(GIVEN DATA)
* START *
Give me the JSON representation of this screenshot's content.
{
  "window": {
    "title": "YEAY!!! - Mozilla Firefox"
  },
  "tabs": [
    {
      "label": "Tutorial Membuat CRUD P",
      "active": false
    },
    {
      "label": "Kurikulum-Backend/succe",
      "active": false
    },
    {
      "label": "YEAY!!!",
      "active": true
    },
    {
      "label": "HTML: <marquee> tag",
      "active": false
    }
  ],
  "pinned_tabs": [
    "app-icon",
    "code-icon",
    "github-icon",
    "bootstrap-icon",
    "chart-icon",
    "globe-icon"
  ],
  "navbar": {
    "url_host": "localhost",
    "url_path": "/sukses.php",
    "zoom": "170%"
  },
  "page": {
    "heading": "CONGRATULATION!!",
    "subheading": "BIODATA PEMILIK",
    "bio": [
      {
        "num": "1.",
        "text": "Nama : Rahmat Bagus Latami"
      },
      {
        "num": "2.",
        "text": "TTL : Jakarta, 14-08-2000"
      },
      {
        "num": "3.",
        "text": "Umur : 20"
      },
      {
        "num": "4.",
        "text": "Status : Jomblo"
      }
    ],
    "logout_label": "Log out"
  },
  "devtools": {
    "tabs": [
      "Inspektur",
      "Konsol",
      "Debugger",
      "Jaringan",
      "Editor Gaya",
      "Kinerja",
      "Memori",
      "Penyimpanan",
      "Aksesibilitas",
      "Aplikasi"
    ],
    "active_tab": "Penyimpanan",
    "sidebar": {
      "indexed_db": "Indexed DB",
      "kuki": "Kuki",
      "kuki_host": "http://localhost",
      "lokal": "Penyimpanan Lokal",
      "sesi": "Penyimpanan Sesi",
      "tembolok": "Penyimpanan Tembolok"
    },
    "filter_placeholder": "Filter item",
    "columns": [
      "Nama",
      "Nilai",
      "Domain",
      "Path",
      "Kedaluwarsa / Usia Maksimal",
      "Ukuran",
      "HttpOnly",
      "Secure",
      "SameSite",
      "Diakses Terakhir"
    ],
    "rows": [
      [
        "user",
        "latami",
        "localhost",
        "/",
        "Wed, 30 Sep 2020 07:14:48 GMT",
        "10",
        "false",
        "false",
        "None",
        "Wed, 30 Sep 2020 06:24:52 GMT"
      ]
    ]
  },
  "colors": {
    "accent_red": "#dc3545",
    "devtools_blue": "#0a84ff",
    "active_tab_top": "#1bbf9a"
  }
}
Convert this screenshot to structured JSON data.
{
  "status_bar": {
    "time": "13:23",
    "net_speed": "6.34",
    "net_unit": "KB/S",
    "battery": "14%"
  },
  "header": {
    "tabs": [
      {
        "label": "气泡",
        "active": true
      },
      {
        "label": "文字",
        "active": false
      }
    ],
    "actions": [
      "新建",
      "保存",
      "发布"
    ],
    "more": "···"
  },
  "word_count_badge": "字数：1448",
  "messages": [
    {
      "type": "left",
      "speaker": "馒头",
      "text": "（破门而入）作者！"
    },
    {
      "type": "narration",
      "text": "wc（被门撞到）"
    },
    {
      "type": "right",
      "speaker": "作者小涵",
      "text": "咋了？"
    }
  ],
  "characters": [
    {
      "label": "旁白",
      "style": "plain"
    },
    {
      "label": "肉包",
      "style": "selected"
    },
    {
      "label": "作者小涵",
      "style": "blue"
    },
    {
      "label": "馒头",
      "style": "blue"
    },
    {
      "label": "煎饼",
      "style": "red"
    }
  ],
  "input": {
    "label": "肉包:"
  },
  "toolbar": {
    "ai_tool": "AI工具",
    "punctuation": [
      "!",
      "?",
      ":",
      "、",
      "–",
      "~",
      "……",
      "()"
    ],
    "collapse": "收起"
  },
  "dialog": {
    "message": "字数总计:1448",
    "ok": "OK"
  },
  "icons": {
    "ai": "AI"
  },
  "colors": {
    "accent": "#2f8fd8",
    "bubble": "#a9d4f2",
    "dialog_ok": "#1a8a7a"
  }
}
* END *
Return all the lines that contain the string "text".

(TASK OUTPUT)
        "text": "Nama : Rahmat Bagus Latami"
        "text": "TTL : Jakarta, 14-08-2000"
        "text": "Umur : 20"
        "text": "Status : Jomblo"
      "text": "（破门而入）作者！"
      "text": "wc（被门撞到）"
      "text": "咋了？"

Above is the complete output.